§ **Aim of the task**
Check every line of the entries that follow, and copy the ones containing "Work".

§ **Given records**
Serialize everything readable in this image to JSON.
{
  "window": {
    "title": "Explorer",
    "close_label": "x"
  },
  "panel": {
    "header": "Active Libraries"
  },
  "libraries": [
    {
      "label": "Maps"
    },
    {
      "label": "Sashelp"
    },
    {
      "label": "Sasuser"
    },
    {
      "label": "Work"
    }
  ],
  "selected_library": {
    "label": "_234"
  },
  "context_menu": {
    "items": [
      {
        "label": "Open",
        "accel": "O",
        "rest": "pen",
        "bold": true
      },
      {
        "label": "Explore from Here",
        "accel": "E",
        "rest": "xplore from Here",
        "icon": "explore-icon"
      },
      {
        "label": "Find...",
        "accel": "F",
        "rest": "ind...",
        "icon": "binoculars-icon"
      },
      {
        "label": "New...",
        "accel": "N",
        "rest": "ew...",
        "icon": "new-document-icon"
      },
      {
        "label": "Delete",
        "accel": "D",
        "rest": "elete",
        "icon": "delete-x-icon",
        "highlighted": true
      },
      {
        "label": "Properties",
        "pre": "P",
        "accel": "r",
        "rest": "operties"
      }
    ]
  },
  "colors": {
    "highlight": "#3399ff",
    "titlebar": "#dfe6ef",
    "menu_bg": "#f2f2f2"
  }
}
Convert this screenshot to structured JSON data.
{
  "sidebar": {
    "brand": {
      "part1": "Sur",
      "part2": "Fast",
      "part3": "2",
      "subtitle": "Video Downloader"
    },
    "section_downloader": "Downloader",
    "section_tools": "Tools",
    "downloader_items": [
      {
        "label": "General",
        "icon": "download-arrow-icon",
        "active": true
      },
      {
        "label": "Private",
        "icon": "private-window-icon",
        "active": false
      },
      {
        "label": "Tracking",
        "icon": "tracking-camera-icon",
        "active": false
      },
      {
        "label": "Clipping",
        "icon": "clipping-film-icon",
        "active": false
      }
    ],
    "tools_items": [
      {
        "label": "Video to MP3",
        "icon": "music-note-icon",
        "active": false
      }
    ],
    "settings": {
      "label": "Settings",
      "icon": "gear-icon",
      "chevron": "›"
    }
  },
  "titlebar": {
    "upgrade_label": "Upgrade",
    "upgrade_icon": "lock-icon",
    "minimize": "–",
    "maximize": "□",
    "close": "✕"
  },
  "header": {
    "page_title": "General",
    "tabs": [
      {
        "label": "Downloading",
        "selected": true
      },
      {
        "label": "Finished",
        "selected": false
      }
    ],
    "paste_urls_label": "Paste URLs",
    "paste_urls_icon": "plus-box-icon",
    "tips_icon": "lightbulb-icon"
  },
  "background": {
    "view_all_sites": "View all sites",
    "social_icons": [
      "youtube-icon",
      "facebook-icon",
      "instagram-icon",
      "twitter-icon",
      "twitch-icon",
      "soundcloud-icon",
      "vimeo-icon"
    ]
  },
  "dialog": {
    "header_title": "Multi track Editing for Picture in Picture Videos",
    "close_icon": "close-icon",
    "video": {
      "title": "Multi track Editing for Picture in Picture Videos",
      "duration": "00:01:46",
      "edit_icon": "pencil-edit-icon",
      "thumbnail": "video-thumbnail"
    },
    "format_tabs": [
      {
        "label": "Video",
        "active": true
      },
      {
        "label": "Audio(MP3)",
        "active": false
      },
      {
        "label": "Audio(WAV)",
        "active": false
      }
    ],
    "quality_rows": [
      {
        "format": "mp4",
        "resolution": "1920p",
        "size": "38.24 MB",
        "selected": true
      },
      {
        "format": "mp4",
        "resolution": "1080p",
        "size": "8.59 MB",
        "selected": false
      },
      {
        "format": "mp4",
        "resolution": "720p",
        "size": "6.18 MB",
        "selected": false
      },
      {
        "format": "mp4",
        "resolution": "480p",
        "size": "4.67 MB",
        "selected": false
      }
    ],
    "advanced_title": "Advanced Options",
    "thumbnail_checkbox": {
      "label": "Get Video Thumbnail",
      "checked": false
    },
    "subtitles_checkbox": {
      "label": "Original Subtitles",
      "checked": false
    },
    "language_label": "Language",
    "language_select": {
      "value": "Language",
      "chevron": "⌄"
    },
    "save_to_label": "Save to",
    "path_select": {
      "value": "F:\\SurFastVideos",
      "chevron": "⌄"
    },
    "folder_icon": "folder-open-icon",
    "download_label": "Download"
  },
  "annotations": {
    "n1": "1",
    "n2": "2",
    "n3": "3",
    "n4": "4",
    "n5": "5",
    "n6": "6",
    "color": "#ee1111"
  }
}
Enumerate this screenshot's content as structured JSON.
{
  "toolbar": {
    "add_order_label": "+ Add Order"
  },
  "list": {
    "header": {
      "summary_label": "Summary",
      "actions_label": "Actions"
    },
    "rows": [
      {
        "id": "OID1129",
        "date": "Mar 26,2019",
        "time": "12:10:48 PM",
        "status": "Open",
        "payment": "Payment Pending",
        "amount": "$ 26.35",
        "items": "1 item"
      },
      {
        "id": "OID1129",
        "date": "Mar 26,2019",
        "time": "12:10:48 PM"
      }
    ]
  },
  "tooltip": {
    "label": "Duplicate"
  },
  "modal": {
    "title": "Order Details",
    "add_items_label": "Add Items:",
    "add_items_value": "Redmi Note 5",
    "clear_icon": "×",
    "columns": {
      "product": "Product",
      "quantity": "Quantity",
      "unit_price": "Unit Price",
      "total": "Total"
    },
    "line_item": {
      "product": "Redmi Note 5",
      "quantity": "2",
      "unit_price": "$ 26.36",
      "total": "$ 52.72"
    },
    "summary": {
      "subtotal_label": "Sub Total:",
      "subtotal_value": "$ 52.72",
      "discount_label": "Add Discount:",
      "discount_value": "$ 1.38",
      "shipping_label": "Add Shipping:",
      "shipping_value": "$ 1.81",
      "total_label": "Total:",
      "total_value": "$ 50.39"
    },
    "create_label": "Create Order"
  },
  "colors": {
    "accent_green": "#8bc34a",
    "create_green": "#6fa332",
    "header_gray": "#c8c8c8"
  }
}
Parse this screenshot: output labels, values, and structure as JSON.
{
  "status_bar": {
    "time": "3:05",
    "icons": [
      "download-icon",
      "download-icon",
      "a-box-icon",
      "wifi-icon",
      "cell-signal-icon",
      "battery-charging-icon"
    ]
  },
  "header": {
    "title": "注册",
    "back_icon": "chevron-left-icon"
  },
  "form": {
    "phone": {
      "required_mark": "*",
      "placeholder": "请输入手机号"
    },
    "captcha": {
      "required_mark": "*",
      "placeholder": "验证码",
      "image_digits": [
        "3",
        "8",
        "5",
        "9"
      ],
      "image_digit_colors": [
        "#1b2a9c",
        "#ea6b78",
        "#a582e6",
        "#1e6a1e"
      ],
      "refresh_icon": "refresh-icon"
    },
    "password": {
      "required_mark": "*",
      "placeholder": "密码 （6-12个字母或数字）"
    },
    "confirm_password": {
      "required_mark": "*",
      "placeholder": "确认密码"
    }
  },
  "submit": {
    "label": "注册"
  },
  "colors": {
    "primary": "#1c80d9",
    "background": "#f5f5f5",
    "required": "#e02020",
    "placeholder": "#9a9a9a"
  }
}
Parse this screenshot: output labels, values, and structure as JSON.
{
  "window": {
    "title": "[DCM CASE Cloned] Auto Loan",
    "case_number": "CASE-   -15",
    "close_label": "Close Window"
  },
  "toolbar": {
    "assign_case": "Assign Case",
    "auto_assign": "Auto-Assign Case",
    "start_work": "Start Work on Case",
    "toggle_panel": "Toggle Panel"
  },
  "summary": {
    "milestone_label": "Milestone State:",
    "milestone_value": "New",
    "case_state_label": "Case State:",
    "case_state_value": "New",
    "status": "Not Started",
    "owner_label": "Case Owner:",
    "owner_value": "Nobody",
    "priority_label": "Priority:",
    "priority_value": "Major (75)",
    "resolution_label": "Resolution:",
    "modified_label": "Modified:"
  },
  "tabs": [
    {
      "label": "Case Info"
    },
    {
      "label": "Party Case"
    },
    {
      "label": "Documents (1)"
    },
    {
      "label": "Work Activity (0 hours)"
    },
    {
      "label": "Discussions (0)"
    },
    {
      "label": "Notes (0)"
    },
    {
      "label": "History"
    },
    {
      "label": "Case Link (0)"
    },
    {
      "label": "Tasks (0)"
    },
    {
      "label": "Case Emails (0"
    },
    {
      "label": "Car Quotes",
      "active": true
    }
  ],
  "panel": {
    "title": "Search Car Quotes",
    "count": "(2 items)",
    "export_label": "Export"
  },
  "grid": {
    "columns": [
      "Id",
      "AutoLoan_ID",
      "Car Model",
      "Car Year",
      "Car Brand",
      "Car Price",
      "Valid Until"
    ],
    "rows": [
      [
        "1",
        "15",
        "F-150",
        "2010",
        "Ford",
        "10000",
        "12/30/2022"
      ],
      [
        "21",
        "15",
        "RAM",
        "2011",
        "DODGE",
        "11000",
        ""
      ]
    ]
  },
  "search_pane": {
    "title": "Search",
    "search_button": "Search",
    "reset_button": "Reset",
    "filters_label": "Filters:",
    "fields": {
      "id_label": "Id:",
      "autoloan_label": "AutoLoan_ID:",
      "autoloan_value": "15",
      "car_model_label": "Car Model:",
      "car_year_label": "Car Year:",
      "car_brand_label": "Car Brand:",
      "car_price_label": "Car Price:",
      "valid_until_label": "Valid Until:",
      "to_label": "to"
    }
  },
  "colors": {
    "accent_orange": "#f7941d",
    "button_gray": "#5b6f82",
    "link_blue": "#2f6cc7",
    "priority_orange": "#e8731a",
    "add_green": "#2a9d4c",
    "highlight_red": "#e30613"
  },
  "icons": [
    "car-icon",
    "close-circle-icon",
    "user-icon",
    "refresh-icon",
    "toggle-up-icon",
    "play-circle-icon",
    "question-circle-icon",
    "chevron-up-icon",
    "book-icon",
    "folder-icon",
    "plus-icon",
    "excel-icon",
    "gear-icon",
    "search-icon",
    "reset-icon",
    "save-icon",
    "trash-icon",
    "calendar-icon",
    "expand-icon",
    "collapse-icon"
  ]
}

§ **Expected answer**
      "label": "Work"
    "start_work": "Start Work on Case",
      "label": "Work Activity (0 hours)"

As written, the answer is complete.